(Layout records)
>>>
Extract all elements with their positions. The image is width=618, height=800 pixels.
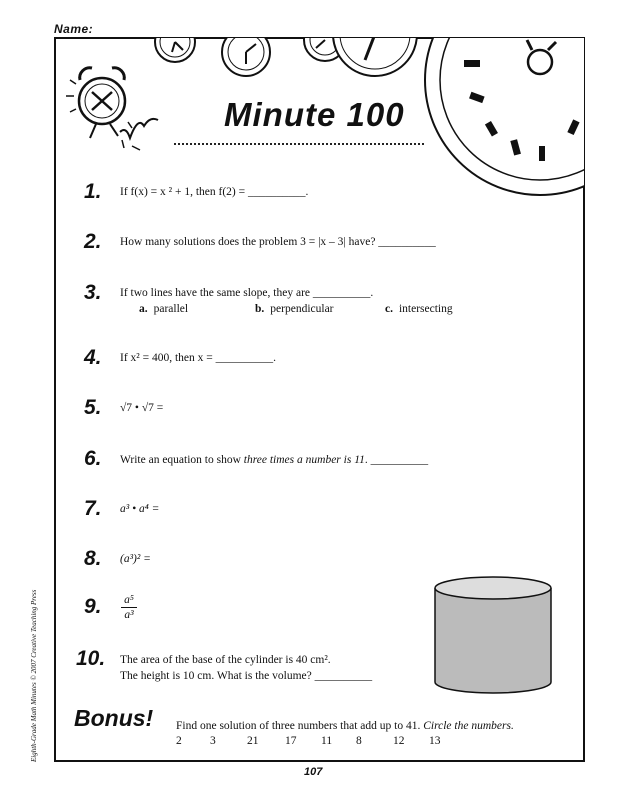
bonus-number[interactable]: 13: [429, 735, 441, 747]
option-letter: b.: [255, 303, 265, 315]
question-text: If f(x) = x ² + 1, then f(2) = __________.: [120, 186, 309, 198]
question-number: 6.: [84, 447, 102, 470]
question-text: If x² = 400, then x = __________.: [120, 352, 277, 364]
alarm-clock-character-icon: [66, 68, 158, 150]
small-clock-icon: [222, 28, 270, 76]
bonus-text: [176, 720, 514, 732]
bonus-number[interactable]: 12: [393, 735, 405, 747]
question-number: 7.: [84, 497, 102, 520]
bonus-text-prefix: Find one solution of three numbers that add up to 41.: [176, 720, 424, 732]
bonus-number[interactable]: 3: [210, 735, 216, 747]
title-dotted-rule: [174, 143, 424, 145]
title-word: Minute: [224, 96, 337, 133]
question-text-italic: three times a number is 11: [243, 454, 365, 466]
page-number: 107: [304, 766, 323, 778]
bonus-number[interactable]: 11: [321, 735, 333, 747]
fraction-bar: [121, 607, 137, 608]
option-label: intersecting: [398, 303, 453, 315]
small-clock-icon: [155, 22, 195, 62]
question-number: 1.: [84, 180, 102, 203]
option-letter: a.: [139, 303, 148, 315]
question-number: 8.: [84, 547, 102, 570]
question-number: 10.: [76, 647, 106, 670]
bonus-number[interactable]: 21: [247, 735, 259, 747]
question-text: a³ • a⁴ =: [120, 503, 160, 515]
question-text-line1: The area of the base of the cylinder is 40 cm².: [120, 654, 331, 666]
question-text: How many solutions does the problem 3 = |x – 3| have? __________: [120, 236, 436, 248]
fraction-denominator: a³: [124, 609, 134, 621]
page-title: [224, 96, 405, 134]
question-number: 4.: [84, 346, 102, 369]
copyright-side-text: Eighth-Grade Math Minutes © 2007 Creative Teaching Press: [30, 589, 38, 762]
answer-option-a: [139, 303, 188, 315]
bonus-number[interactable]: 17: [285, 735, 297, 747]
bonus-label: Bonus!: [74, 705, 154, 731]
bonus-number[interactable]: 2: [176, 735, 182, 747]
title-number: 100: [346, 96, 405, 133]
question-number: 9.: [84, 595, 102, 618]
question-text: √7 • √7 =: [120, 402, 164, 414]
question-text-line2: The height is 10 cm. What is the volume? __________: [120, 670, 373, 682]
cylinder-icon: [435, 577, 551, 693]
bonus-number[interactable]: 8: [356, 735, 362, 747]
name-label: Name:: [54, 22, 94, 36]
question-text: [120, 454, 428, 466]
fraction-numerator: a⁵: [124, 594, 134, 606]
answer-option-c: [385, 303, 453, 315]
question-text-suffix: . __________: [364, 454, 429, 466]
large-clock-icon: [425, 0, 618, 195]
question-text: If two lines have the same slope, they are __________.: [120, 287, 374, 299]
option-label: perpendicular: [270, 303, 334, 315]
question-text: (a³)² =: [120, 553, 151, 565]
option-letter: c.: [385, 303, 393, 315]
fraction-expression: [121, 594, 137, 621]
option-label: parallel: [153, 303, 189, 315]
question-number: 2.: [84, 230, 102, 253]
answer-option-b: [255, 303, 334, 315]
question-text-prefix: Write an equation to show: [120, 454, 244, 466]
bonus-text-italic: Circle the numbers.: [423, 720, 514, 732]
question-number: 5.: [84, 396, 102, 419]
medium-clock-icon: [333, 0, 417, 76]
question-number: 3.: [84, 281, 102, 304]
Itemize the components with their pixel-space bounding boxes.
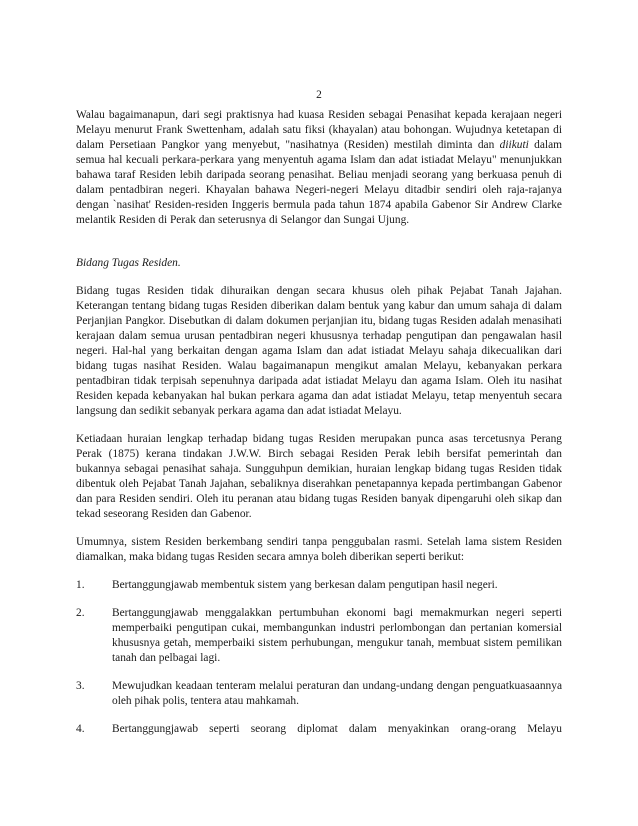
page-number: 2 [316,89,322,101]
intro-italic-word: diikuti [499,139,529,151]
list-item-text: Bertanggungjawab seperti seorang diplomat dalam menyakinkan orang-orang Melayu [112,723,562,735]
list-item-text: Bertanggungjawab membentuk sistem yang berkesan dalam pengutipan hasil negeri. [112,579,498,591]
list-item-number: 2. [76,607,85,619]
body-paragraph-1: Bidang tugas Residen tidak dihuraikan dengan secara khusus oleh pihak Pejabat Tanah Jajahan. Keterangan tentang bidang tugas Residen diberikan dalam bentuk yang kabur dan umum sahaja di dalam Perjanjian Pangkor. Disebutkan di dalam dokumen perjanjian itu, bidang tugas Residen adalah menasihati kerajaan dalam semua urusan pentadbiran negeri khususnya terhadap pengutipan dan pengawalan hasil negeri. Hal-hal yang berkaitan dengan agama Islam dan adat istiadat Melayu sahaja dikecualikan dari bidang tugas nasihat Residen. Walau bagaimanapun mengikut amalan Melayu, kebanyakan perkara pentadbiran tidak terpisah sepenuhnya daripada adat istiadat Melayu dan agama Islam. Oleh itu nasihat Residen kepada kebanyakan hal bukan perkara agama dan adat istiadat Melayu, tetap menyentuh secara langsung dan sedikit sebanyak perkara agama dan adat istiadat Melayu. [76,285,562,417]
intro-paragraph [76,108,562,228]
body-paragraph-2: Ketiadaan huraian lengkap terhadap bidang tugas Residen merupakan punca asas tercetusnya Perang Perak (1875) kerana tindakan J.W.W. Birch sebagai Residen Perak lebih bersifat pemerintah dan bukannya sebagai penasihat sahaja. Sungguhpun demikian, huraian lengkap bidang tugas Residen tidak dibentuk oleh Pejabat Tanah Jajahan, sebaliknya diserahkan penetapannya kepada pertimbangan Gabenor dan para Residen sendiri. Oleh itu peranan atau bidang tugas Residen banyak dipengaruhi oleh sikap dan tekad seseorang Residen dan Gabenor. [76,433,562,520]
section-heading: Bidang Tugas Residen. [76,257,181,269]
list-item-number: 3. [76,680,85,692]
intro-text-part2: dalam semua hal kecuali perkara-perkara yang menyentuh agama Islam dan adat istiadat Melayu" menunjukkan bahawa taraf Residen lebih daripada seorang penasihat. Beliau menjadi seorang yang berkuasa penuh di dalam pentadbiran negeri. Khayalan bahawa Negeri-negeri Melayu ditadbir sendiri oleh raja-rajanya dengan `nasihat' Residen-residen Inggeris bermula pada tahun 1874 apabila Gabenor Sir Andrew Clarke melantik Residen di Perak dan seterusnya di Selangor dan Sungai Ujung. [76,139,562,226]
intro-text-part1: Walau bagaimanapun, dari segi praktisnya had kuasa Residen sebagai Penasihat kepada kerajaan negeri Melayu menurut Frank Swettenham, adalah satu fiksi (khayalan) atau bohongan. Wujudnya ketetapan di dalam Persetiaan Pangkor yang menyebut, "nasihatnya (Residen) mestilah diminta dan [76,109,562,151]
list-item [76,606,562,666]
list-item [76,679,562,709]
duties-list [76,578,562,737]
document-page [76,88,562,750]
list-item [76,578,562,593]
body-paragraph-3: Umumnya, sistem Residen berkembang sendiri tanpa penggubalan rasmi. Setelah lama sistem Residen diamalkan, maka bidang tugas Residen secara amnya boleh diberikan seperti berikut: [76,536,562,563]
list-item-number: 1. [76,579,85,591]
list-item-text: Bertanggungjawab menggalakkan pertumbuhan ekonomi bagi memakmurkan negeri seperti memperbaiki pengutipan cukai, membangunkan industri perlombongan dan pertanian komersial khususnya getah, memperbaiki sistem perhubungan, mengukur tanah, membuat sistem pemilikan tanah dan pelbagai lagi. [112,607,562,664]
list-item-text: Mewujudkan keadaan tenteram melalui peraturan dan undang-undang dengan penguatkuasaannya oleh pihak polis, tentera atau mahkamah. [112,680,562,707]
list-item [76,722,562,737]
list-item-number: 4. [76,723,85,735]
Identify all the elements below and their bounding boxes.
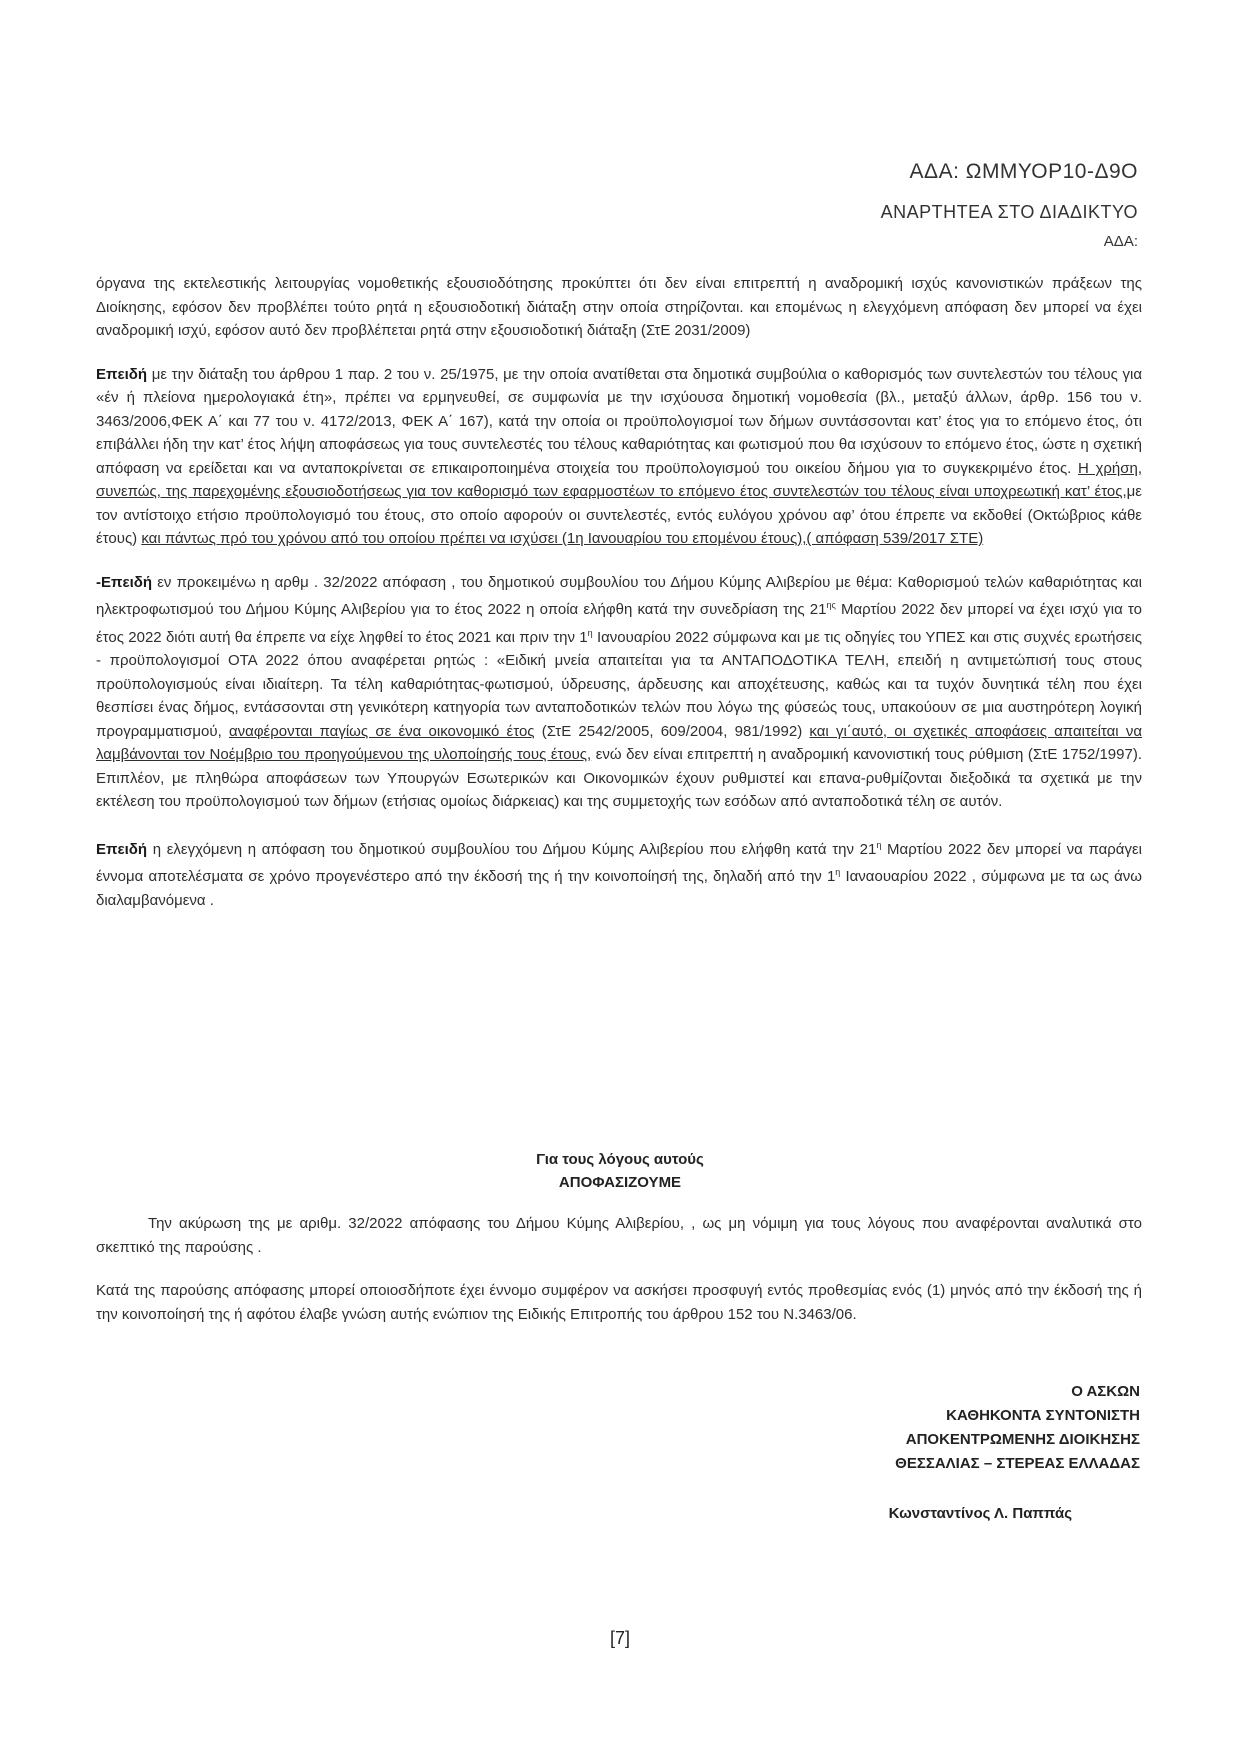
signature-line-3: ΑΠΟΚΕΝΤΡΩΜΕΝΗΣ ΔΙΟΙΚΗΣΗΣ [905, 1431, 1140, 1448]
<<<
◆ Given problem
Can you retype the whole listing above line for line, leaving out the pictures?

◆ Correct output
Extract all elements with their positions. The image is width=618, height=800 pixels.
bonus-number[interactable]: 13: [429, 735, 441, 747]
option-letter: b.: [255, 303, 265, 315]
question-text: If f(x) = x ² + 1, then f(2) = __________.: [120, 186, 309, 198]
question-number: 6.: [84, 447, 102, 470]
question-text: If x² = 400, then x = __________.: [120, 352, 277, 364]
alarm-clock-character-icon: [66, 68, 158, 150]
small-clock-icon: [222, 28, 270, 76]
bonus-text: [176, 720, 514, 732]
bonus-number[interactable]: 12: [393, 735, 405, 747]
question-number: 7.: [84, 497, 102, 520]
bonus-text-prefix: Find one solution of three numbers that add up to 41.: [176, 720, 424, 732]
bonus-number[interactable]: 3: [210, 735, 216, 747]
title-dotted-rule: [174, 143, 424, 145]
title-word: Minute: [224, 96, 337, 133]
question-text-italic: three times a number is 11: [243, 454, 365, 466]
page-number: 107: [304, 766, 323, 778]
bonus-number[interactable]: 11: [321, 735, 333, 747]
fraction-bar: [121, 607, 137, 608]
option-label: intersecting: [398, 303, 453, 315]
small-clock-icon: [155, 22, 195, 62]
question-number: 1.: [84, 180, 102, 203]
option-letter: a.: [139, 303, 148, 315]
question-number: 8.: [84, 547, 102, 570]
question-number: 10.: [76, 647, 106, 670]
bonus-number[interactable]: 21: [247, 735, 259, 747]
question-text: a³ • a⁴ =: [120, 503, 160, 515]
question-text-line1: The area of the base of the cylinder is 40 cm².: [120, 654, 331, 666]
question-text: How many solutions does the problem 3 = |x – 3| have? __________: [120, 236, 436, 248]
fraction-denominator: a³: [124, 609, 134, 621]
page-title: [224, 96, 405, 134]
question-number: 4.: [84, 346, 102, 369]
copyright-side-text: Eighth-Grade Math Minutes © 2007 Creative Teaching Press: [30, 589, 38, 762]
answer-option-a: [139, 303, 188, 315]
bonus-number[interactable]: 17: [285, 735, 297, 747]
bonus-label: Bonus!: [74, 705, 154, 731]
bonus-number[interactable]: 2: [176, 735, 182, 747]
title-number: 100: [346, 96, 405, 133]
question-number: 9.: [84, 595, 102, 618]
question-text: √7 • √7 =: [120, 402, 164, 414]
question-text-line2: The height is 10 cm. What is the volume? __________: [120, 670, 373, 682]
cylinder-icon: [435, 577, 551, 693]
bonus-number[interactable]: 8: [356, 735, 362, 747]
name-label: Name:: [54, 22, 94, 36]
question-text: [120, 454, 428, 466]
fraction-numerator: a⁵: [124, 594, 134, 606]
answer-option-c: [385, 303, 453, 315]
question-text-suffix: . __________: [364, 454, 429, 466]
large-clock-icon: [425, 0, 618, 195]
question-text: If two lines have the same slope, they are __________.: [120, 287, 374, 299]
option-label: perpendicular: [270, 303, 334, 315]
question-text: (a³)² =: [120, 553, 151, 565]
option-letter: c.: [385, 303, 393, 315]
fraction-expression: [121, 594, 137, 621]
option-label: parallel: [153, 303, 189, 315]
question-number: 2.: [84, 230, 102, 253]
answer-option-b: [255, 303, 334, 315]
question-text-prefix: Write an equation to show: [120, 454, 244, 466]
bonus-text-italic: Circle the numbers.: [423, 720, 514, 732]
question-number: 5.: [84, 396, 102, 419]
medium-clock-icon: [333, 0, 417, 76]
question-number: 3.: [84, 281, 102, 304]
Itemize the components with their pixel-space bounding boxes.
page-number: 2 [316,89,322,101]
intro-italic-word: diikuti [499,139,529,151]
list-item-text: Bertanggungjawab seperti seorang diplomat dalam menyakinkan orang-orang Melayu [112,723,562,735]
list-item-text: Bertanggungjawab membentuk sistem yang berkesan dalam pengutipan hasil negeri. [112,579,498,591]
list-item-number: 2. [76,607,85,619]
body-paragraph-1: Bidang tugas Residen tidak dihuraikan dengan secara khusus oleh pihak Pejabat Tanah Jajahan. Keterangan tentang bidang tugas Residen diberikan dalam bentuk yang kabur dan umum sahaja di dalam Perjanjian Pangkor. Disebutkan di dalam dokumen perjanjian itu, bidang tugas Residen adalah menasihati kerajaan dalam semua urusan pentadbiran negeri khususnya terhadap pengutipan dan pengawalan hasil negeri. Hal-hal yang berkaitan dengan agama Islam dan adat istiadat Melayu sahaja dikecualikan dari bidang tugas nasihat Residen. Walau bagaimanapun mengikut amalan Melayu, kebanyakan perkara pentadbiran tidak terpisah sepenuhnya daripada adat istiadat Melayu dan agama Islam. Oleh itu nasihat Residen kepada kebanyakan hal bukan perkara agama dan adat istiadat Melayu, tetap menyentuh secara langsung dan sedikit sebanyak perkara agama dan adat istiadat Melayu. [76,285,562,417]
intro-paragraph [76,108,562,228]
body-paragraph-2: Ketiadaan huraian lengkap terhadap bidang tugas Residen merupakan punca asas tercetusnya Perang Perak (1875) kerana tindakan J.W.W. Birch sebagai Residen Perak lebih bersifat pemerintah dan bukannya sebagai penasihat sahaja. Sungguhpun demikian, huraian lengkap bidang tugas Residen tidak dibentuk oleh Pejabat Tanah Jajahan, sebaliknya diserahkan penetapannya kepada pertimbangan Gabenor dan para Residen sendiri. Oleh itu peranan atau bidang tugas Residen banyak dipengaruhi oleh sikap dan tekad seseorang Residen dan Gabenor. [76,433,562,520]
section-heading: Bidang Tugas Residen. [76,257,181,269]
list-item-number: 3. [76,680,85,692]
intro-text-part2: dalam semua hal kecuali perkara-perkara yang menyentuh agama Islam dan adat istiadat Melayu" menunjukkan bahawa taraf Residen lebih daripada seorang penasihat. Beliau menjadi seorang yang berkuasa penuh di dalam pentadbiran negeri. Khayalan bahawa Negeri-negeri Melayu ditadbir sendiri oleh raja-rajanya dengan `nasihat' Residen-residen Inggeris bermula pada tahun 1874 apabila Gabenor Sir Andrew Clarke melantik Residen di Perak dan seterusnya di Selangor dan Sungai Ujung. [76,139,562,226]
intro-text-part1: Walau bagaimanapun, dari segi praktisnya had kuasa Residen sebagai Penasihat kepada kerajaan negeri Melayu menurut Frank Swettenham, adalah satu fiksi (khayalan) atau bohongan. Wujudnya ketetapan di dalam Persetiaan Pangkor yang menyebut, "nasihatnya (Residen) mestilah diminta dan [76,109,562,151]
list-item [76,606,562,666]
list-item [76,679,562,709]
duties-list [76,578,562,737]
document-page [76,88,562,750]
list-item [76,578,562,593]
body-paragraph-3: Umumnya, sistem Residen berkembang sendiri tanpa penggubalan rasmi. Setelah lama sistem Residen diamalkan, maka bidang tugas Residen secara amnya boleh diberikan seperti berikut: [76,536,562,563]
list-item-number: 1. [76,579,85,591]
list-item-text: Bertanggungjawab menggalakkan pertumbuhan ekonomi bagi memakmurkan negeri seperti memperbaiki pengutipan cukai, membangunkan industri perlombongan dan pertanian komersial khususnya getah, memperbaiki sistem perhubungan, mengukur tanah, membuat sistem pemilikan tanah dan pelbagai lagi. [112,607,562,664]
list-item-text: Mewujudkan keadaan tenteram melalui peraturan dan undang-undang dengan penguatkuasaannya oleh pihak polis, tentera atau mahkamah. [112,680,562,707]
list-item [76,722,562,737]
list-item-number: 4. [76,723,85,735]
Identify all the elements below and their bounding boxes.
signature-line-3: ΑΠΟΚΕΝΤΡΩΜΕΝΗΣ ΔΙΟΙΚΗΣΗΣ [905, 1431, 1140, 1448]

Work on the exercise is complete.